** Task brief **
Your task is to copy every line of this material exactly.

** Recorded information **
============================================================

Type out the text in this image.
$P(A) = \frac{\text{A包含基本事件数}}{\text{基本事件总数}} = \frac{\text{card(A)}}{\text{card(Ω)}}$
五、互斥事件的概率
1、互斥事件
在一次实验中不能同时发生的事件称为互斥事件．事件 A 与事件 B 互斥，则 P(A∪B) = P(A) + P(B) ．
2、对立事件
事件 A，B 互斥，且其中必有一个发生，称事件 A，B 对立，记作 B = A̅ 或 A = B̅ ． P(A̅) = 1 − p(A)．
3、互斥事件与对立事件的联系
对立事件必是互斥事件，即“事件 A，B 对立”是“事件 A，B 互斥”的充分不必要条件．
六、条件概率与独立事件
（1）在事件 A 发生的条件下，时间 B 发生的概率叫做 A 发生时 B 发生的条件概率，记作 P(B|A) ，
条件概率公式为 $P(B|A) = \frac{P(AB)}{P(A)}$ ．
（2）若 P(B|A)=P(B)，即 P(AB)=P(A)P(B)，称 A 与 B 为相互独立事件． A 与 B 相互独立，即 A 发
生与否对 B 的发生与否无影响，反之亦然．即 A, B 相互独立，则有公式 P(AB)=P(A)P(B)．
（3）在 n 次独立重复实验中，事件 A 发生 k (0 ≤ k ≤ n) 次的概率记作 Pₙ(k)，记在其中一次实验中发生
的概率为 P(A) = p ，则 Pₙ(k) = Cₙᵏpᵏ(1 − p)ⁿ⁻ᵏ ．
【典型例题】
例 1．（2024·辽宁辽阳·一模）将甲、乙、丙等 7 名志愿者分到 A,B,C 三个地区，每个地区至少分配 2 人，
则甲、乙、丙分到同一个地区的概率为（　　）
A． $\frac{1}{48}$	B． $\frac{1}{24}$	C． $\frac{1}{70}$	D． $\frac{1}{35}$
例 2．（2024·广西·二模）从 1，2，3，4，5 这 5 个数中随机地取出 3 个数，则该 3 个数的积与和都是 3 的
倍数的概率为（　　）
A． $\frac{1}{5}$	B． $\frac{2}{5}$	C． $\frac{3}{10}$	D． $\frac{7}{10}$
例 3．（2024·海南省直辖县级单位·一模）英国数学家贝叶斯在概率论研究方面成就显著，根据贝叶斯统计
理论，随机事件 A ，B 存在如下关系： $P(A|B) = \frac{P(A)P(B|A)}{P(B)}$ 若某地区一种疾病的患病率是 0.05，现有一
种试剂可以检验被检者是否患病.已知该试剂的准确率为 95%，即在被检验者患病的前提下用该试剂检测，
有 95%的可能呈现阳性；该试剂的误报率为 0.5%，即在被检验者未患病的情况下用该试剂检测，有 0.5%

============================================================

** Full output **
Type out the text in this image.
$P(A) = \frac{\text{A包含基本事件数}}{\text{基本事件总数}} = \frac{\text{card(A)}}{\text{card(Ω)}}$
五、互斥事件的概率
1、互斥事件
在一次实验中不能同时发生的事件称为互斥事件．事件 A 与事件 B 互斥，则 P(A∪B) = P(A) + P(B) ．
2、对立事件
事件 A，B 互斥，且其中必有一个发生，称事件 A，B 对立，记作 B = A̅ 或 A = B̅ ． P(A̅) = 1 − p(A)．
3、互斥事件与对立事件的联系
对立事件必是互斥事件，即“事件 A，B 对立”是“事件 A，B 互斥”的充分不必要条件．
六、条件概率与独立事件
（1）在事件 A 发生的条件下，时间 B 发生的概率叫做 A 发生时 B 发生的条件概率，记作 P(B|A) ，
条件概率公式为 $P(B|A) = \frac{P(AB)}{P(A)}$ ．
（2）若 P(B|A)=P(B)，即 P(AB)=P(A)P(B)，称 A 与 B 为相互独立事件． A 与 B 相互独立，即 A 发
生与否对 B 的发生与否无影响，反之亦然．即 A, B 相互独立，则有公式 P(AB)=P(A)P(B)．
（3）在 n 次独立重复实验中，事件 A 发生 k (0 ≤ k ≤ n) 次的概率记作 Pₙ(k)，记在其中一次实验中发生
的概率为 P(A) = p ，则 Pₙ(k) = Cₙᵏpᵏ(1 − p)ⁿ⁻ᵏ ．
【典型例题】
例 1．（2024·辽宁辽阳·一模）将甲、乙、丙等 7 名志愿者分到 A,B,C 三个地区，每个地区至少分配 2 人，
则甲、乙、丙分到同一个地区的概率为（　　）
A． $\frac{1}{48}$	B． $\frac{1}{24}$	C． $\frac{1}{70}$	D． $\frac{1}{35}$
例 2．（2024·广西·二模）从 1，2，3，4，5 这 5 个数中随机地取出 3 个数，则该 3 个数的积与和都是 3 的
倍数的概率为（　　）
A． $\frac{1}{5}$	B． $\frac{2}{5}$	C． $\frac{3}{10}$	D． $\frac{7}{10}$
例 3．（2024·海南省直辖县级单位·一模）英国数学家贝叶斯在概率论研究方面成就显著，根据贝叶斯统计
理论，随机事件 A ，B 存在如下关系： $P(A|B) = \frac{P(A)P(B|A)}{P(B)}$ 若某地区一种疾病的患病率是 0.05，现有一
种试剂可以检验被检者是否患病.已知该试剂的准确率为 95%，即在被检验者患病的前提下用该试剂检测，
有 95%的可能呈现阳性；该试剂的误报率为 0.5%，即在被检验者未患病的情况下用该试剂检测，有 0.5%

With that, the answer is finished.